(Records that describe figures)
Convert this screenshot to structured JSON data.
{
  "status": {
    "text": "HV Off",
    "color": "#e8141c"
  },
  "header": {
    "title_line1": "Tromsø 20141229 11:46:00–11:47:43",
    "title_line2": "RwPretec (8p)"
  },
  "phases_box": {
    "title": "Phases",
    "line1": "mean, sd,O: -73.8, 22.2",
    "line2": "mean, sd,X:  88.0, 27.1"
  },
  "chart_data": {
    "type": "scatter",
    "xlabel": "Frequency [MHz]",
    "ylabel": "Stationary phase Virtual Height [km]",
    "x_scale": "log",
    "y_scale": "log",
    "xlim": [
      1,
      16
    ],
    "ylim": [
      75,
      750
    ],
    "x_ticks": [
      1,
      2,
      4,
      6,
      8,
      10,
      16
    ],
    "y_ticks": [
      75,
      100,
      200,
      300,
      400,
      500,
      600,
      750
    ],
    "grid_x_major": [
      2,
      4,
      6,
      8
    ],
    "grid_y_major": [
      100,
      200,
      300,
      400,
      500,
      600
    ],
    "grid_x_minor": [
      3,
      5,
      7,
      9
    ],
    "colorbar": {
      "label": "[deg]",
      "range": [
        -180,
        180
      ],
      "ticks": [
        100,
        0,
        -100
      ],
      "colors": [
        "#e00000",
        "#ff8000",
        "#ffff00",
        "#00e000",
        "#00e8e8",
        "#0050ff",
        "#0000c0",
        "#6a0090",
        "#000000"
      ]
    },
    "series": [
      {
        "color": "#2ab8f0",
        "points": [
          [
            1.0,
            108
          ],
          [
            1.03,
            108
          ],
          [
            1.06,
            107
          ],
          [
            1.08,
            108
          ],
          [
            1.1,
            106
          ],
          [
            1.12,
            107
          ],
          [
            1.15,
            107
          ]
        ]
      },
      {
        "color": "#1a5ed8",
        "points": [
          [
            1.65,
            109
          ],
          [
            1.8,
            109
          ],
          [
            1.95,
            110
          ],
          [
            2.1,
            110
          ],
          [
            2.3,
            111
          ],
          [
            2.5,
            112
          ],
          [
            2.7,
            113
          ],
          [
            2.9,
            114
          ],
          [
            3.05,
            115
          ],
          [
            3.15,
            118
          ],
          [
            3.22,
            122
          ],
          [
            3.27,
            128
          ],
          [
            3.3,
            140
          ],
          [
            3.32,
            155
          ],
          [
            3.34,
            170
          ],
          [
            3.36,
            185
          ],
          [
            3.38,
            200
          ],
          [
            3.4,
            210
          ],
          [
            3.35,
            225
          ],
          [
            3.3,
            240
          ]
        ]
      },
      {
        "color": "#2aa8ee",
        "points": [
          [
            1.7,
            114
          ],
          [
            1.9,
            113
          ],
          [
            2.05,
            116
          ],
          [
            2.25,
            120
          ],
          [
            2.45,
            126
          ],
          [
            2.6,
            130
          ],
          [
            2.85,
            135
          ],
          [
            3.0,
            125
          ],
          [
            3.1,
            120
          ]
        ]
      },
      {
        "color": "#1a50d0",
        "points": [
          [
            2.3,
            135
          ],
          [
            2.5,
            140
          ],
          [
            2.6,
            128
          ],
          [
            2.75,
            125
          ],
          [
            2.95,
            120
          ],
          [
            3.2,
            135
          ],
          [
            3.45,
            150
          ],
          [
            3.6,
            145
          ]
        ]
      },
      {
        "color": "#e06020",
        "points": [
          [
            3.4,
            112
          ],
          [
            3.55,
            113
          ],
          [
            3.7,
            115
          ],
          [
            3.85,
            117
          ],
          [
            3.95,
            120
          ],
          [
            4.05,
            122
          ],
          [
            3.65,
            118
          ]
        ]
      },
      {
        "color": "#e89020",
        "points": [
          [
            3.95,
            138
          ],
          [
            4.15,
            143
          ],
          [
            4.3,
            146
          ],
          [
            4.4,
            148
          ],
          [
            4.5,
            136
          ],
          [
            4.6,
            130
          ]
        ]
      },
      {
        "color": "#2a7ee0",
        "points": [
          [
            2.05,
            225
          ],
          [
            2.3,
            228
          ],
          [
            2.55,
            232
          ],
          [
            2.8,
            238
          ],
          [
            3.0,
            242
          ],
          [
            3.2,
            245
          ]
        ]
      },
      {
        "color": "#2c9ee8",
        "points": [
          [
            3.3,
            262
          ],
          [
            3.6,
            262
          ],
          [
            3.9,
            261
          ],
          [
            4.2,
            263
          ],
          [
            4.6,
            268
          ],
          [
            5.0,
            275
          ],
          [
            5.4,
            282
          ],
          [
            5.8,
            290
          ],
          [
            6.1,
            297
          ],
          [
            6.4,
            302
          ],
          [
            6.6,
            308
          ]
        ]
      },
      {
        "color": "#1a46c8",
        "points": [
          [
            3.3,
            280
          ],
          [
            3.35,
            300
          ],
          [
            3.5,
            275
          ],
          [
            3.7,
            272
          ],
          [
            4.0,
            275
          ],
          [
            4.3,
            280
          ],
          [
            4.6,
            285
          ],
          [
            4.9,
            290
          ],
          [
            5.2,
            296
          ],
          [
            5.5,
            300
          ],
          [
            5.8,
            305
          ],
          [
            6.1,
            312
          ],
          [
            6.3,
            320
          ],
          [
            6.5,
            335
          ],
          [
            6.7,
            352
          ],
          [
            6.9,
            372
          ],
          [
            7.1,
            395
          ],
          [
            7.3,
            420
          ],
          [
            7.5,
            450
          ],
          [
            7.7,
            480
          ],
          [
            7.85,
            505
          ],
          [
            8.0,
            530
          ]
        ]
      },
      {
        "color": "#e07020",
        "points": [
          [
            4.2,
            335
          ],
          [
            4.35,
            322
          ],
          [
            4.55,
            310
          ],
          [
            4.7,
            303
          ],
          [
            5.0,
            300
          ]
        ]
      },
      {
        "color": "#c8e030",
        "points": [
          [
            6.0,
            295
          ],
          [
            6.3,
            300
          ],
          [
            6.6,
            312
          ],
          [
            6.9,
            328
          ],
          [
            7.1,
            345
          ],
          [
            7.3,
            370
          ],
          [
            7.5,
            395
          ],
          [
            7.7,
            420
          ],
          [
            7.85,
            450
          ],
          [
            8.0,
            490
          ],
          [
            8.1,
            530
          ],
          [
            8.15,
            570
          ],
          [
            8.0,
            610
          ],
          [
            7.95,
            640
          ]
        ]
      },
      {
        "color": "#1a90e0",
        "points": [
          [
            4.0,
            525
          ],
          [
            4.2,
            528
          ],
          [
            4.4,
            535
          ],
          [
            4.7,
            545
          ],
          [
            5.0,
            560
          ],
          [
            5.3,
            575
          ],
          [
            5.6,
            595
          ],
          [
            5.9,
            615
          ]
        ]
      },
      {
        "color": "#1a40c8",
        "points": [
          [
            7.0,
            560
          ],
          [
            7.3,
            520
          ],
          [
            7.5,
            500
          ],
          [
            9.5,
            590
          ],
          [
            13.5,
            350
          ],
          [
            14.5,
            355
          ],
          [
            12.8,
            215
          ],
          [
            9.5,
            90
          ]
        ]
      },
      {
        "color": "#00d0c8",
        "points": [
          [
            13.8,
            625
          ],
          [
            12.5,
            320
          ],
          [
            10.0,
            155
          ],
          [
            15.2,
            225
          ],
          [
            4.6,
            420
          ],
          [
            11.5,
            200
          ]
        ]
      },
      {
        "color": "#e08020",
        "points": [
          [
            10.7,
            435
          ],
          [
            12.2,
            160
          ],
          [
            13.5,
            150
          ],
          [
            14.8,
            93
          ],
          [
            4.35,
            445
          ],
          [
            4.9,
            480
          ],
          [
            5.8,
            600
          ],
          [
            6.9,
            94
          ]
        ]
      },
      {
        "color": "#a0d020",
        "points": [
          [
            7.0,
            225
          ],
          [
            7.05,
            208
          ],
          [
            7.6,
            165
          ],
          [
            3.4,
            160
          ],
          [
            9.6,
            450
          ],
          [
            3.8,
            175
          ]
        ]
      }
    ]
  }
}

...

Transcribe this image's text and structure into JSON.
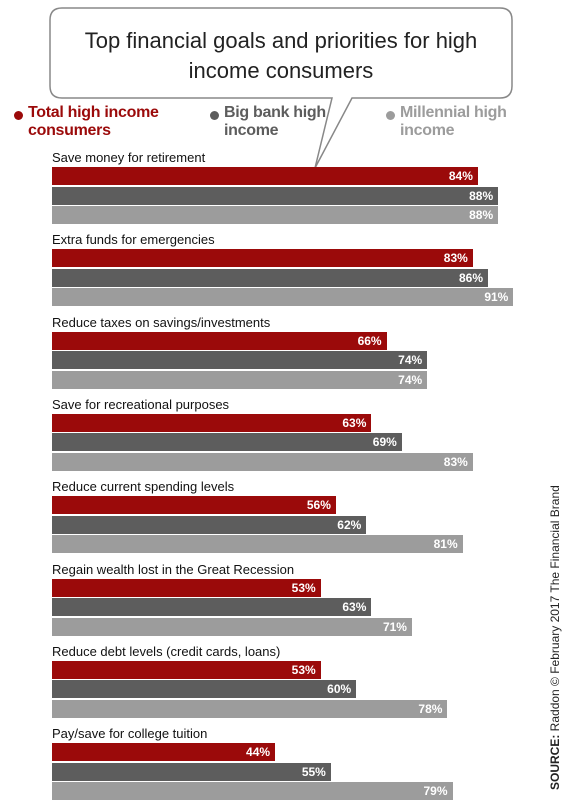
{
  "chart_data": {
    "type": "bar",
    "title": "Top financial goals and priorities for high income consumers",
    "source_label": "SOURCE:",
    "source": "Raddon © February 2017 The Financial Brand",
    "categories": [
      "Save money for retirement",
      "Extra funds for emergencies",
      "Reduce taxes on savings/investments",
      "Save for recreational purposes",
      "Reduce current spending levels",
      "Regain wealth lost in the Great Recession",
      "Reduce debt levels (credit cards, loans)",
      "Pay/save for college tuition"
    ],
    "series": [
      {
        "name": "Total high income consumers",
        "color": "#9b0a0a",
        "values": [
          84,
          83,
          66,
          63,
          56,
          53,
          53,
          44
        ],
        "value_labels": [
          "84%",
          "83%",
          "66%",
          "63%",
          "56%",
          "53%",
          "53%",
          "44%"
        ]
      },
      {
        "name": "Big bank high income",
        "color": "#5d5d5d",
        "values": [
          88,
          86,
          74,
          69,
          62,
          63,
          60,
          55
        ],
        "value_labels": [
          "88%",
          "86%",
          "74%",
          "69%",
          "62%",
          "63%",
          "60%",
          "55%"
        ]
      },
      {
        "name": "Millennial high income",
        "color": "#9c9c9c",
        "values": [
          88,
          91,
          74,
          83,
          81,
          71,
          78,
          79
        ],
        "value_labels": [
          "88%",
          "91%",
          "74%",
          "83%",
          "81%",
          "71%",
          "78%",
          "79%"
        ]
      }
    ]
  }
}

...

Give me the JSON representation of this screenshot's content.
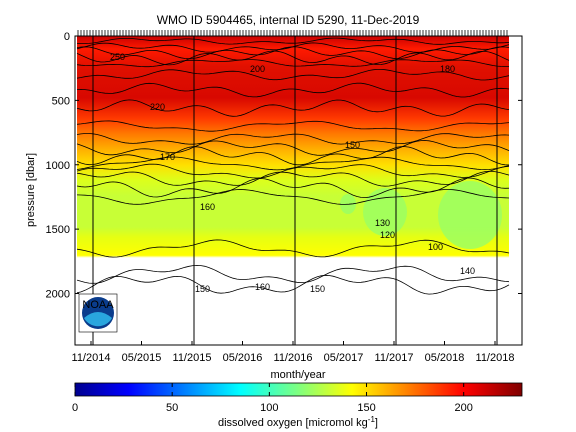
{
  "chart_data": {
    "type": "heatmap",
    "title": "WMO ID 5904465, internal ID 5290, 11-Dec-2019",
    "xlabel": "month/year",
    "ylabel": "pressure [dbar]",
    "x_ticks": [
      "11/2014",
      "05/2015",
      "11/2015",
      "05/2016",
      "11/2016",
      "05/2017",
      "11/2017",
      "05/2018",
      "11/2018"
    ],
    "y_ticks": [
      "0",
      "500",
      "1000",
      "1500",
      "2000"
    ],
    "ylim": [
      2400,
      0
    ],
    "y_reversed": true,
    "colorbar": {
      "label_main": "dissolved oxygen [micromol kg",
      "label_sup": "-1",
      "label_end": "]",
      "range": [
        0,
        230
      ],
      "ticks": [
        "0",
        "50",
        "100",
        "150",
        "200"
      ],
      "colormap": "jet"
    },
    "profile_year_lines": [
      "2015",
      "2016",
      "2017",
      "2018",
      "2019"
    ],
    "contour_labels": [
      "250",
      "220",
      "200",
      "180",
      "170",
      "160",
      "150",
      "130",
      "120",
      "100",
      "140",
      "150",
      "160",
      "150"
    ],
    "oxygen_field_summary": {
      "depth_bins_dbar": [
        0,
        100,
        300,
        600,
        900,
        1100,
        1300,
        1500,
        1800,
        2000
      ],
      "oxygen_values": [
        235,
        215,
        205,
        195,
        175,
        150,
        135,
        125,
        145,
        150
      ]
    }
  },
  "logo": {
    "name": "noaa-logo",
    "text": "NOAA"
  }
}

Given problem: Go over the entries above and say how many lines hold the string "Reduce", with no other text.

Result of this task: 3